* Exercise requirements:
Copy out every line of the items below word for word, keeping each line unchanged and in the same order.
--------
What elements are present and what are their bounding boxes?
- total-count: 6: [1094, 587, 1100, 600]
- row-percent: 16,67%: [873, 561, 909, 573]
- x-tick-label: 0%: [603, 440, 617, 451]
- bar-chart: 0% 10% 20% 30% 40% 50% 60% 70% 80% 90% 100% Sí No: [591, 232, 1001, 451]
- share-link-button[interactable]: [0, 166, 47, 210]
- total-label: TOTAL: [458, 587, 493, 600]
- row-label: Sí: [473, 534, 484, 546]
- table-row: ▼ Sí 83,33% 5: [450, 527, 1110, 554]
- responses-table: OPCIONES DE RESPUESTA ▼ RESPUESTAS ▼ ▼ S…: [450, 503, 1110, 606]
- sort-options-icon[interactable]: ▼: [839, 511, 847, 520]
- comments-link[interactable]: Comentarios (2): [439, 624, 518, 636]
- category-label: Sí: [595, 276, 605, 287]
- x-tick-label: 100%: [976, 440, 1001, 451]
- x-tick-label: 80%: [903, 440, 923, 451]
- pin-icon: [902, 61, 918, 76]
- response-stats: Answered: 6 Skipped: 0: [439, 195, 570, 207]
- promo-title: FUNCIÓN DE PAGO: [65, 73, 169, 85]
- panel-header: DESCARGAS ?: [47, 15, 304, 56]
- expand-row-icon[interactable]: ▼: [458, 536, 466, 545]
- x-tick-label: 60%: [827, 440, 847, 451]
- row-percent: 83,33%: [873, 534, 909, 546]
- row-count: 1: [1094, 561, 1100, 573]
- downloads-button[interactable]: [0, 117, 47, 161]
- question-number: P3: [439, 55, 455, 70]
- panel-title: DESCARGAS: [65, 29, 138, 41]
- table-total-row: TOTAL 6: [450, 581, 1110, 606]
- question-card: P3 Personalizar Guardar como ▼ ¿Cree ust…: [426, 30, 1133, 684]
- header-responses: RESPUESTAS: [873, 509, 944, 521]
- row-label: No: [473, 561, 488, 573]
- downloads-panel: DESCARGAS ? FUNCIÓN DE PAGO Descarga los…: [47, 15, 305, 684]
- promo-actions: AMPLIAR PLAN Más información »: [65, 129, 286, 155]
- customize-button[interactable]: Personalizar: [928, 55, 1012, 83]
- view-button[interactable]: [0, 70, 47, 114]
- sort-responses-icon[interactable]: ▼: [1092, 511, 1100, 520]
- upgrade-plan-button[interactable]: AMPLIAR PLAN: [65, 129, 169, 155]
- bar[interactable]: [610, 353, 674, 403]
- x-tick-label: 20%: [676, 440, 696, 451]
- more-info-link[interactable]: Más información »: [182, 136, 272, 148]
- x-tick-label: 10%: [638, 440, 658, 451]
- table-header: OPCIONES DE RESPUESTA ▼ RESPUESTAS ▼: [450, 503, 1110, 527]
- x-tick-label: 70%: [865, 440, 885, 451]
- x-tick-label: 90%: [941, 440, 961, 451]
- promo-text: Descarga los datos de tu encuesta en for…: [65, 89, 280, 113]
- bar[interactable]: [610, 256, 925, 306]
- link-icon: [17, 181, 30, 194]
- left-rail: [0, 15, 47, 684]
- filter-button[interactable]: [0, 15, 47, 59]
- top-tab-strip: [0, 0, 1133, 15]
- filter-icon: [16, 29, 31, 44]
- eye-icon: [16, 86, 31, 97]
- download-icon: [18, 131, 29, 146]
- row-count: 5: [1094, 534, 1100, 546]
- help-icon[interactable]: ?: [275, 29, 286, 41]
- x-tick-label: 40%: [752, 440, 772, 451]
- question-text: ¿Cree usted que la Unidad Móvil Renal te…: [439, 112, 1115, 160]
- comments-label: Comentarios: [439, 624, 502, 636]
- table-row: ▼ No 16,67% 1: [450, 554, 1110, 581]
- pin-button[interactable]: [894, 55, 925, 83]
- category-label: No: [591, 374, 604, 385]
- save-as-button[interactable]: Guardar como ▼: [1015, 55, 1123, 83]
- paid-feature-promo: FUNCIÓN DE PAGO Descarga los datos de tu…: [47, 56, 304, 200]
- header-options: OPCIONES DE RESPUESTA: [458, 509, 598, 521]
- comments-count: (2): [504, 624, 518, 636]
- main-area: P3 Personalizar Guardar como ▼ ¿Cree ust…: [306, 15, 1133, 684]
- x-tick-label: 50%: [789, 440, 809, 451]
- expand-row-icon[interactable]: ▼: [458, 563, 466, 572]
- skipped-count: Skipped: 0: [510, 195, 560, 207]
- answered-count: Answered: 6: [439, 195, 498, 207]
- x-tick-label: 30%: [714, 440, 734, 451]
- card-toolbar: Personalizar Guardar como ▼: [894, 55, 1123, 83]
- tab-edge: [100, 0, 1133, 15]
--------
* Solution:
What elements are present and what are their bounding boxes?
- total-count: 6: [1094, 587, 1100, 600]
- row-percent: 16,67%: [873, 561, 909, 573]
- x-tick-label: 0%: [603, 440, 617, 451]
- bar-chart: 0% 10% 20% 30% 40% 50% 60% 70% 80% 90% 100% Sí No: [591, 232, 1001, 451]
- share-link-button[interactable]: [0, 166, 47, 210]
- total-label: TOTAL: [458, 587, 493, 600]
- row-label: Sí: [473, 534, 484, 546]
- table-row: ▼ Sí 83,33% 5: [450, 527, 1110, 554]
- responses-table: OPCIONES DE RESPUESTA ▼ RESPUESTAS ▼ ▼ S…: [450, 503, 1110, 606]
- sort-options-icon[interactable]: ▼: [839, 511, 847, 520]
- comments-link[interactable]: Comentarios (2): [439, 624, 518, 636]
- category-label: Sí: [595, 276, 605, 287]
- x-tick-label: 100%: [976, 440, 1001, 451]
- x-tick-label: 80%: [903, 440, 923, 451]
- pin-icon: [902, 61, 918, 76]
- response-stats: Answered: 6 Skipped: 0: [439, 195, 570, 207]
- promo-title: FUNCIÓN DE PAGO: [65, 73, 169, 85]
- panel-header: DESCARGAS ?: [47, 15, 304, 56]
- expand-row-icon[interactable]: ▼: [458, 536, 466, 545]
- x-tick-label: 60%: [827, 440, 847, 451]
- row-percent: 83,33%: [873, 534, 909, 546]
- row-count: 1: [1094, 561, 1100, 573]
- downloads-button[interactable]: [0, 117, 47, 161]
- question-number: P3: [439, 55, 455, 70]
- panel-title: DESCARGAS: [65, 29, 138, 41]
- table-total-row: TOTAL 6: [450, 581, 1110, 606]
- question-card: P3 Personalizar Guardar como ▼ ¿Cree ust…: [426, 30, 1133, 684]
- header-responses: RESPUESTAS: [873, 509, 944, 521]
- row-label: No: [473, 561, 488, 573]
- downloads-panel: DESCARGAS ? FUNCIÓN DE PAGO Descarga los…: [47, 15, 305, 684]
- promo-actions: AMPLIAR PLAN Más información »: [65, 129, 286, 155]
- customize-button[interactable]: Personalizar: [928, 55, 1012, 83]
- view-button[interactable]: [0, 70, 47, 114]
- sort-responses-icon[interactable]: ▼: [1092, 511, 1100, 520]
- upgrade-plan-button[interactable]: AMPLIAR PLAN: [65, 129, 169, 155]
- bar[interactable]: [610, 353, 674, 403]
- x-tick-label: 20%: [676, 440, 696, 451]
- more-info-link[interactable]: Más información »: [182, 136, 272, 148]
- x-tick-label: 10%: [638, 440, 658, 451]
- table-header: OPCIONES DE RESPUESTA ▼ RESPUESTAS ▼: [450, 503, 1110, 527]
- x-tick-label: 70%: [865, 440, 885, 451]
- x-tick-label: 90%: [941, 440, 961, 451]
- promo-text: Descarga los datos de tu encuesta en for…: [65, 89, 280, 113]
- bar[interactable]: [610, 256, 925, 306]
- link-icon: [17, 181, 30, 194]
- left-rail: [0, 15, 47, 684]
- filter-button[interactable]: [0, 15, 47, 59]
- top-tab-strip: [0, 0, 1133, 15]
- filter-icon: [16, 29, 31, 44]
- eye-icon: [16, 86, 31, 97]
- download-icon: [18, 131, 29, 146]
- row-count: 5: [1094, 534, 1100, 546]
- help-icon[interactable]: ?: [275, 29, 286, 41]
- x-tick-label: 40%: [752, 440, 772, 451]
- question-text: ¿Cree usted que la Unidad Móvil Renal te…: [439, 112, 1115, 160]
- comments-label: Comentarios: [439, 624, 502, 636]
- table-row: ▼ No 16,67% 1: [450, 554, 1110, 581]
- pin-button[interactable]: [894, 55, 925, 83]
- category-label: No: [591, 374, 604, 385]
- save-as-button[interactable]: Guardar como ▼: [1015, 55, 1123, 83]
- paid-feature-promo: FUNCIÓN DE PAGO Descarga los datos de tu…: [47, 56, 304, 200]
- header-options: OPCIONES DE RESPUESTA: [458, 509, 598, 521]
- comments-count: (2): [504, 624, 518, 636]
- main-area: P3 Personalizar Guardar como ▼ ¿Cree ust…: [306, 15, 1133, 684]
- x-tick-label: 50%: [789, 440, 809, 451]
- expand-row-icon[interactable]: ▼: [458, 563, 466, 572]
- skipped-count: Skipped: 0: [510, 195, 560, 207]
- answered-count: Answered: 6: [439, 195, 498, 207]
- x-tick-label: 30%: [714, 440, 734, 451]
- card-toolbar: Personalizar Guardar como ▼: [894, 55, 1123, 83]
- tab-edge: [100, 0, 1133, 15]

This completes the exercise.